Extract every line below that contains the word "Basic".
================
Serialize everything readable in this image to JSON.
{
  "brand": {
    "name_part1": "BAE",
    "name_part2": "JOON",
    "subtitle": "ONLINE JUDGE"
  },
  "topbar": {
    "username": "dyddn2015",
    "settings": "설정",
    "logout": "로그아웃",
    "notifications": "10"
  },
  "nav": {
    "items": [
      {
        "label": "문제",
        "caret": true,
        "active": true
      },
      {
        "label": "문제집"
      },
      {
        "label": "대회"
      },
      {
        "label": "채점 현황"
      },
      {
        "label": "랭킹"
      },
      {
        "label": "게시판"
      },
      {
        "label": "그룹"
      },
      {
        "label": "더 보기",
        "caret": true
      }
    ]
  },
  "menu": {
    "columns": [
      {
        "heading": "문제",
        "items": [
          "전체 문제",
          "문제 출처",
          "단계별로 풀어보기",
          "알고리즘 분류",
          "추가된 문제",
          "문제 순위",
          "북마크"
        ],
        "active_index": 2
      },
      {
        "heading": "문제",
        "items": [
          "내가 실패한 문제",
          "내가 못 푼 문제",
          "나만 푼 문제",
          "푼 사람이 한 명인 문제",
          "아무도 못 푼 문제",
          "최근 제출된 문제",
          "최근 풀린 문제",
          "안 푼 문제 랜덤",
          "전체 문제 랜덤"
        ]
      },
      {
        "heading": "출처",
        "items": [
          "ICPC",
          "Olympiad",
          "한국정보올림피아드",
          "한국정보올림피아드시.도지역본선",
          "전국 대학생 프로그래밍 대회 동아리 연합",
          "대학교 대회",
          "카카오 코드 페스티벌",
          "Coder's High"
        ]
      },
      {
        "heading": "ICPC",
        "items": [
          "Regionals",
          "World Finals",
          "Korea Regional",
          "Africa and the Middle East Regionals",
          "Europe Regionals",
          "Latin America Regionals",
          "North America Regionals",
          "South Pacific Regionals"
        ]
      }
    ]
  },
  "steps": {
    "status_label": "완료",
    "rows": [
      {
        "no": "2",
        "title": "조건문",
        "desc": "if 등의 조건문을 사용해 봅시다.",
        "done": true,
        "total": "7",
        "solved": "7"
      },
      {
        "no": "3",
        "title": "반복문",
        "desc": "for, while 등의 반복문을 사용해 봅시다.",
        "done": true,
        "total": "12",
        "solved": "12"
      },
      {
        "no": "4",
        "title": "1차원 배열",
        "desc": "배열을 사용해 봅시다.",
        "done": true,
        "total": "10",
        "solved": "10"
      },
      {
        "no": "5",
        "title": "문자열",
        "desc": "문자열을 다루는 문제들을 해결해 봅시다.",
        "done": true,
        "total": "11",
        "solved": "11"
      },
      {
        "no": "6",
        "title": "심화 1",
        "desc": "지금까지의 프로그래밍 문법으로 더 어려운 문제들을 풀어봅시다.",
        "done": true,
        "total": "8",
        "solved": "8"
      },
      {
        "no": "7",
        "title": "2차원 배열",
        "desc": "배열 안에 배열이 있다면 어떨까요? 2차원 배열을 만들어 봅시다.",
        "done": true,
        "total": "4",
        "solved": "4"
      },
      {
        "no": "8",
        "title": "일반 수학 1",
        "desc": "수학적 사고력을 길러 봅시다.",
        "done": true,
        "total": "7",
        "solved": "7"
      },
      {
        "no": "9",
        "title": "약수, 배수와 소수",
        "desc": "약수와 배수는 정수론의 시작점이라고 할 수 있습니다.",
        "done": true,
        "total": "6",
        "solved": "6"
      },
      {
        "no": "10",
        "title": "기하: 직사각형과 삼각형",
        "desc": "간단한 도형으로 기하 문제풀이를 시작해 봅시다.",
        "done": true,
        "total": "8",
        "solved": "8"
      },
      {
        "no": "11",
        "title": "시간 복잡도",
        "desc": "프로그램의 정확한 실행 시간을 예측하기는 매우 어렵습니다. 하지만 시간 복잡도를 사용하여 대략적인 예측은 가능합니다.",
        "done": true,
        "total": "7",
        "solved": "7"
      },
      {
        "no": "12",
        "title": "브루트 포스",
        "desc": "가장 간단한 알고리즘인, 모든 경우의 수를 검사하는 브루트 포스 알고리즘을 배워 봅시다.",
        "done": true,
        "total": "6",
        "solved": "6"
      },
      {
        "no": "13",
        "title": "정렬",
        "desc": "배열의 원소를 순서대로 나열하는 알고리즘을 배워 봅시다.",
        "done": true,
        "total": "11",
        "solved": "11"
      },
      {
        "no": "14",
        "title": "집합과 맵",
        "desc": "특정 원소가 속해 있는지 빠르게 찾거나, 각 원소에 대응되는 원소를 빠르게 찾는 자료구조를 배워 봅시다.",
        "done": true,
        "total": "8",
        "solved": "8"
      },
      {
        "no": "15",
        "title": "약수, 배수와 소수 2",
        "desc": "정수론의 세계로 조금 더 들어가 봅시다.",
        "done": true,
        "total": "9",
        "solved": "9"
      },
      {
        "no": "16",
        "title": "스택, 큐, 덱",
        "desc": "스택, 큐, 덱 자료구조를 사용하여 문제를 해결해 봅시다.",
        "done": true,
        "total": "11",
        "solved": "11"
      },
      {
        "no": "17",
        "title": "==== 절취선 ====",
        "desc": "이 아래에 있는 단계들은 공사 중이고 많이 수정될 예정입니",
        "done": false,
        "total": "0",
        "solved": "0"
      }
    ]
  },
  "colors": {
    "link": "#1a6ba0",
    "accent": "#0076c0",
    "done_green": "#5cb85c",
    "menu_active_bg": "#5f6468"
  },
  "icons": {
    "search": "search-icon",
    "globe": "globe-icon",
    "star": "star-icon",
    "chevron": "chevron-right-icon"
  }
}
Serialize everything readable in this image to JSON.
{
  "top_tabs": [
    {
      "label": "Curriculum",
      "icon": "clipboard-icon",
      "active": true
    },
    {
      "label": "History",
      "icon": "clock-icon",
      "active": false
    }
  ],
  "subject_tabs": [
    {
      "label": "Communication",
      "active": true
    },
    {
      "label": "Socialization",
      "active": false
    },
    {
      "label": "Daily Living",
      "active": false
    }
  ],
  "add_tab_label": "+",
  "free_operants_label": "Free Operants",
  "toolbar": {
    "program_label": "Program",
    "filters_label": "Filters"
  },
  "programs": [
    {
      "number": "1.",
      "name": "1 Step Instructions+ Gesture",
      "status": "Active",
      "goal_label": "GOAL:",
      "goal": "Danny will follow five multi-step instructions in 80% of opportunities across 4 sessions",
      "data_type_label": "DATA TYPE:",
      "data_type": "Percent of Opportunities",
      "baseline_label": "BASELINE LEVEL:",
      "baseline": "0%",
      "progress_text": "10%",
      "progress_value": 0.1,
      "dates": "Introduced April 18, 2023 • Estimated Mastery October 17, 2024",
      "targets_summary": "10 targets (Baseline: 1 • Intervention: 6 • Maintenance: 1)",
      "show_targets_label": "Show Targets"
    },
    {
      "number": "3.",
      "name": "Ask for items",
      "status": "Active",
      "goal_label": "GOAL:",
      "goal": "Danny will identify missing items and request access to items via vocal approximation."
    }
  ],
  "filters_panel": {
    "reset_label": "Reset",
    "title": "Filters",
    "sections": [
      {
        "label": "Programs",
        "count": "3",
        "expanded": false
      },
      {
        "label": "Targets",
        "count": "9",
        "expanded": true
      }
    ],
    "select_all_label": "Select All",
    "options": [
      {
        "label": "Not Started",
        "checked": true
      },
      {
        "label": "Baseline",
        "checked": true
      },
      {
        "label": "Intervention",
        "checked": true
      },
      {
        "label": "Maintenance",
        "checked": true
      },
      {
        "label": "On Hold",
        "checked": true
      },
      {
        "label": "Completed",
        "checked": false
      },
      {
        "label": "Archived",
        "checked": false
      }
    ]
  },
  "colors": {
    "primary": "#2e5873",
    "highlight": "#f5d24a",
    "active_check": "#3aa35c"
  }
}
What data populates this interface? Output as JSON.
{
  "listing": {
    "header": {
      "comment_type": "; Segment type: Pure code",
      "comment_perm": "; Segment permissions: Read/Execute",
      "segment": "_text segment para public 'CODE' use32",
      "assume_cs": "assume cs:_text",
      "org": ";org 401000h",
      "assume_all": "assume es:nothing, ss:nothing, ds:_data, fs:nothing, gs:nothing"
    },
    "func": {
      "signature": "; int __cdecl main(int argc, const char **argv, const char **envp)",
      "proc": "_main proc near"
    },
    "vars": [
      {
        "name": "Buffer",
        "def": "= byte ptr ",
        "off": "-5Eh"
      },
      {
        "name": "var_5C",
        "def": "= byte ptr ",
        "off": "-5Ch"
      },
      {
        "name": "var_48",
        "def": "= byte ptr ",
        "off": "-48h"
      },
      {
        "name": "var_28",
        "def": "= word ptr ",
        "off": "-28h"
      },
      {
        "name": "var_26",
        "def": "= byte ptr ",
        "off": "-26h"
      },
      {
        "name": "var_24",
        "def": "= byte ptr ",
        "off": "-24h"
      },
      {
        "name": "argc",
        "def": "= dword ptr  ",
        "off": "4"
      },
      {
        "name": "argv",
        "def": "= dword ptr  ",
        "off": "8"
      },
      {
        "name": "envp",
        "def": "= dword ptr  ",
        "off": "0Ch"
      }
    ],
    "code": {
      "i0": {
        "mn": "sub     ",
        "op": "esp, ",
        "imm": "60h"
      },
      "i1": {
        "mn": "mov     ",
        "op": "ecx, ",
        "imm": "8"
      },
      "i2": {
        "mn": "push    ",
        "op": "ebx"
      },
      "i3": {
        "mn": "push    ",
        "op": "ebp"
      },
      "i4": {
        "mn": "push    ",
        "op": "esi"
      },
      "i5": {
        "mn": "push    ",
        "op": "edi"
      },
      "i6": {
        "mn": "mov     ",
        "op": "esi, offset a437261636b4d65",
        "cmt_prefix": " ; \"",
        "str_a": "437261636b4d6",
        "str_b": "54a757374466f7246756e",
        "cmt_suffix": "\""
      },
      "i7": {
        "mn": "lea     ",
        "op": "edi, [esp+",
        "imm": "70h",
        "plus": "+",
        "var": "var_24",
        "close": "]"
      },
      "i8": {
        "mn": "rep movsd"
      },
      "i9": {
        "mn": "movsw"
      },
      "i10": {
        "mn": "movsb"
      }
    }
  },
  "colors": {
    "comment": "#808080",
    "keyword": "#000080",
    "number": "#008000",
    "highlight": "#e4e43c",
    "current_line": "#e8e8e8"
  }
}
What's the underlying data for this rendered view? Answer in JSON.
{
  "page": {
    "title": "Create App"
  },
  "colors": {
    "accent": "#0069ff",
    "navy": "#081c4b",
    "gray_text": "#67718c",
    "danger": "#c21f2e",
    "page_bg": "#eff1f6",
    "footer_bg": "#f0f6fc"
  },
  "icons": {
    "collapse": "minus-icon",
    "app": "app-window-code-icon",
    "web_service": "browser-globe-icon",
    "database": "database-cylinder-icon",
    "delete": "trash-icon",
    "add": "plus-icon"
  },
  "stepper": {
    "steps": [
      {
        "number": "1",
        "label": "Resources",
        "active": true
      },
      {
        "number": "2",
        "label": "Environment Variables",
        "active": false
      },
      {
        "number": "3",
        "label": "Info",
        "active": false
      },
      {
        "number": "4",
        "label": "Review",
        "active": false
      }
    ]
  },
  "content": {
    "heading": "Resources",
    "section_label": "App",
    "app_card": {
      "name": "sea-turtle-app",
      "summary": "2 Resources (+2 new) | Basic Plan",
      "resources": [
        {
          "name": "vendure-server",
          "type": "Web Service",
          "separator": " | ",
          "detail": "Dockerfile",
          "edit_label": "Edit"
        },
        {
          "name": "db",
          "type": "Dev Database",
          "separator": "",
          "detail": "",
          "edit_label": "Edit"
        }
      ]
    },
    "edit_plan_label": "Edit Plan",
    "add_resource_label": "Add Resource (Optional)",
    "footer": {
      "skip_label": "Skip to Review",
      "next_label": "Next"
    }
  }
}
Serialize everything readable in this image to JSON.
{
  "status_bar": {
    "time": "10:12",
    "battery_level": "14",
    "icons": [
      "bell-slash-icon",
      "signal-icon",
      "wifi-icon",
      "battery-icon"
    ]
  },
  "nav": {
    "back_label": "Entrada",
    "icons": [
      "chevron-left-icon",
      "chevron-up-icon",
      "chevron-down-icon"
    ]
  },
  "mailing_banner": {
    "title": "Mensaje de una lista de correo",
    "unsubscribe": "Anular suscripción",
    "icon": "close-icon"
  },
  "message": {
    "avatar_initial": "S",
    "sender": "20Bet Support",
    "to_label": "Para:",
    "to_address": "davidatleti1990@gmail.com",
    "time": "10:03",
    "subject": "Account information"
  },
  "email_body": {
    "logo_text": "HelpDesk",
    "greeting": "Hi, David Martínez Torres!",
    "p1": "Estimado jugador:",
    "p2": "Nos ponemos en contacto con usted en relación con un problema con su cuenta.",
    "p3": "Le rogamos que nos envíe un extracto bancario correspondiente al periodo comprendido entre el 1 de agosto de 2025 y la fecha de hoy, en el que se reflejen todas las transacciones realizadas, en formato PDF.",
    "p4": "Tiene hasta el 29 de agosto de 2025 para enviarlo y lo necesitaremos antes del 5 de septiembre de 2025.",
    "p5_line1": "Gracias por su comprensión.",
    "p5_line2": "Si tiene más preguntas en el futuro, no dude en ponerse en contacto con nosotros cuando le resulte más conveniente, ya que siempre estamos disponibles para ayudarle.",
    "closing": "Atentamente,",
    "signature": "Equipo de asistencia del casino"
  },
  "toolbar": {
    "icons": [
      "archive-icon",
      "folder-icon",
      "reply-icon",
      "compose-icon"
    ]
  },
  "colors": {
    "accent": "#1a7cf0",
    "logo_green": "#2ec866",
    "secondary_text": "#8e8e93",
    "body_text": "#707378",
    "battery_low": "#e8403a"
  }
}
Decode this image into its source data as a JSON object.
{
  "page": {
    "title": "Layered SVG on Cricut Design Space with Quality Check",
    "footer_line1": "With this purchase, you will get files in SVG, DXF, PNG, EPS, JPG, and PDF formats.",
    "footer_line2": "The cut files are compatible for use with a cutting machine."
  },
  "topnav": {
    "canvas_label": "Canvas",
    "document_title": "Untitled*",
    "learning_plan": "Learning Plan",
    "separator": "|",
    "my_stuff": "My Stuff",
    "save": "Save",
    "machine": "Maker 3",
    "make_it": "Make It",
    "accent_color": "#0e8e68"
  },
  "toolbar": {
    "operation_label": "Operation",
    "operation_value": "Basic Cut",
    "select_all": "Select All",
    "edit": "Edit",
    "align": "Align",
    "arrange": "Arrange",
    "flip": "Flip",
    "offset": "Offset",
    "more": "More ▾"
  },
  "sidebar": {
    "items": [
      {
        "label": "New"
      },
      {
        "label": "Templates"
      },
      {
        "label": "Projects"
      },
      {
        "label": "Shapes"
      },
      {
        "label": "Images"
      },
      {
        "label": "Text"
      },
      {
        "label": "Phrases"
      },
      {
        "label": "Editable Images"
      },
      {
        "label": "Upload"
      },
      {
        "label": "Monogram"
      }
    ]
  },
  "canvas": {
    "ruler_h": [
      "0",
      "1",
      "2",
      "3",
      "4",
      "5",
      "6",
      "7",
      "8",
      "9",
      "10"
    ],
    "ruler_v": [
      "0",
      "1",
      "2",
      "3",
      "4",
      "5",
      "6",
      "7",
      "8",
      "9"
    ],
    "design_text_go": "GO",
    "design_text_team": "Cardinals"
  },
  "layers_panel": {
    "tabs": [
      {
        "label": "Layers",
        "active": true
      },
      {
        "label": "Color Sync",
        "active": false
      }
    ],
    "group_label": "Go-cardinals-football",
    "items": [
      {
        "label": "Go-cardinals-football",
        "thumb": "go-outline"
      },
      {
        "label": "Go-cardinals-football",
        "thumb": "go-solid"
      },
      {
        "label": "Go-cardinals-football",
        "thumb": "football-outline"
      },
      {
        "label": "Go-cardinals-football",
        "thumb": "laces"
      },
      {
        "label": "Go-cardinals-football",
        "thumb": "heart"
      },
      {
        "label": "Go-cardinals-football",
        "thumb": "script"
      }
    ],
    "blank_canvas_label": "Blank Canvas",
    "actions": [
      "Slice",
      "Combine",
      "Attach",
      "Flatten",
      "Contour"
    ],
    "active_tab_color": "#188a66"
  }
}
================
§ ANSWER IN FULL:
      "summary": "2 Resources (+2 new) | Basic Plan",
    "operation_value": "Basic Cut",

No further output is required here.